Recorded data
* begin *
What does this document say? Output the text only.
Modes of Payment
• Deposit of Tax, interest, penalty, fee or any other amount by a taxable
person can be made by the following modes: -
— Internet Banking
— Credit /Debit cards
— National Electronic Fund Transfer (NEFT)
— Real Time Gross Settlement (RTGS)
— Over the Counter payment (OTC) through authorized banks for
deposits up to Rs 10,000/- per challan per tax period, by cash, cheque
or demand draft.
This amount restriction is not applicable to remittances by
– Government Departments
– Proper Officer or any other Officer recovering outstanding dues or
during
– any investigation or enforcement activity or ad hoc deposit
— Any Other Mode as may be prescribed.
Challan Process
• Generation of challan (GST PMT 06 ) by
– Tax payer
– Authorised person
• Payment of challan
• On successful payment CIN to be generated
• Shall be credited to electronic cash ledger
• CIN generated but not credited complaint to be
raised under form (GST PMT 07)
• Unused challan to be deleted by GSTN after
* end *
Task details: From the material above, gather all lines that include the string "amount" and copy them.

Output for this task:
• Deposit of Tax, interest, penalty, fee or any other amount by a taxable
This amount restriction is not applicable to remittances by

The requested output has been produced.